__WHAT THE EXERCISE ASKS__. Select every line holding the word "mail" and copy it.

__PROVIDED DATA__.
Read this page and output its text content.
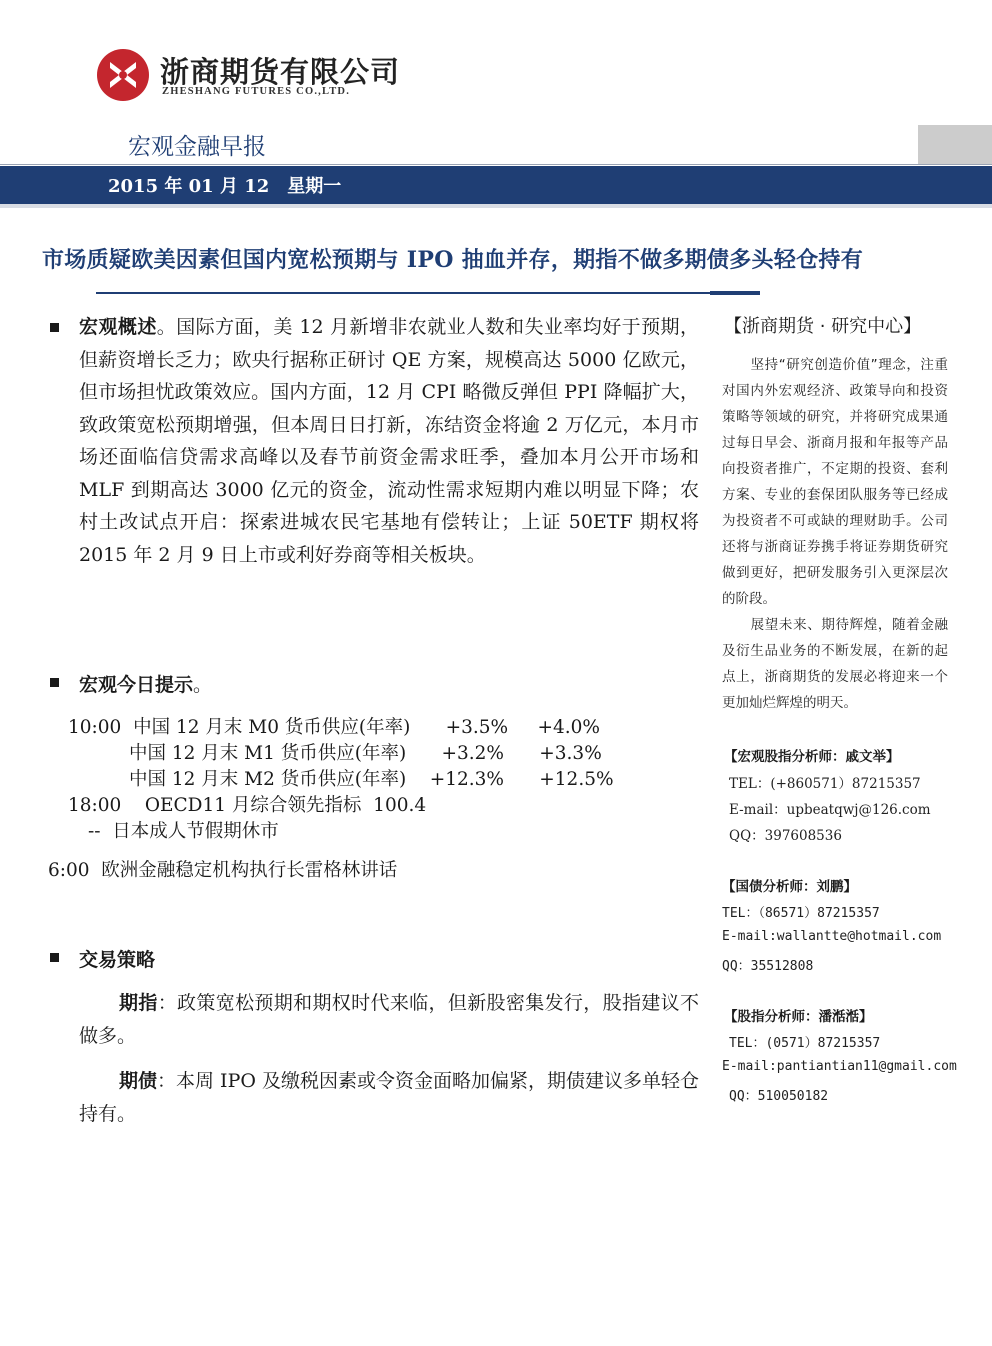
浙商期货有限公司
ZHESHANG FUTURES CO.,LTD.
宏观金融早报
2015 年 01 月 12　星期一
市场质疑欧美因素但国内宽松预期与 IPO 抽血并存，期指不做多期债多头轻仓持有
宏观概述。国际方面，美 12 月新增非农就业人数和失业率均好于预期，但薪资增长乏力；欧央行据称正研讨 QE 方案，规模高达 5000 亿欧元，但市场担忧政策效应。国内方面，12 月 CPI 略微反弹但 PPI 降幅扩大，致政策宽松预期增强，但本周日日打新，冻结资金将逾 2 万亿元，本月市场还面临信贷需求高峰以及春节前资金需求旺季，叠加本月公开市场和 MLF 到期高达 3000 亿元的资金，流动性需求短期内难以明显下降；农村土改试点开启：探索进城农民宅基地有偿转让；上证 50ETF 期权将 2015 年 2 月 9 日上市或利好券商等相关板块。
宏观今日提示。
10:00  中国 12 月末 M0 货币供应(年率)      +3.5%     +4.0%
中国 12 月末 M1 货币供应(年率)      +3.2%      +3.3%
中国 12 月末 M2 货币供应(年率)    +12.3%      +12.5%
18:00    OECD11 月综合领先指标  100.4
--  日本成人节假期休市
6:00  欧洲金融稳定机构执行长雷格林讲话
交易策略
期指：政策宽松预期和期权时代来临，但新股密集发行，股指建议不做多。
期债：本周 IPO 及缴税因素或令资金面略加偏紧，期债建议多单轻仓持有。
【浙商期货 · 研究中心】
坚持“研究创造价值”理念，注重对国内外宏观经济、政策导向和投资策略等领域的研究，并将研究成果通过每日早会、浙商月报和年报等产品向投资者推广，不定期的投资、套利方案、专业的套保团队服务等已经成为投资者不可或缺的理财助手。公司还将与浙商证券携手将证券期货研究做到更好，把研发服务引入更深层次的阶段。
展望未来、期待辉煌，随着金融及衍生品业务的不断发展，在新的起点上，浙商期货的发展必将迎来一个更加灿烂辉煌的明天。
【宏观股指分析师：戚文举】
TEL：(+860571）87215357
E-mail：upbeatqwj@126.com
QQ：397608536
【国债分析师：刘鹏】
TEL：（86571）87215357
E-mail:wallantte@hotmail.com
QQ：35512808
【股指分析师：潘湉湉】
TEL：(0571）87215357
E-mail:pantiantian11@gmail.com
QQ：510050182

__RESPONSE TO THIS TASK__.
E-mail：upbeatqwj@126.com
E-mail:wallantte@hotmail.com
E-mail:pantiantian11@gmail.com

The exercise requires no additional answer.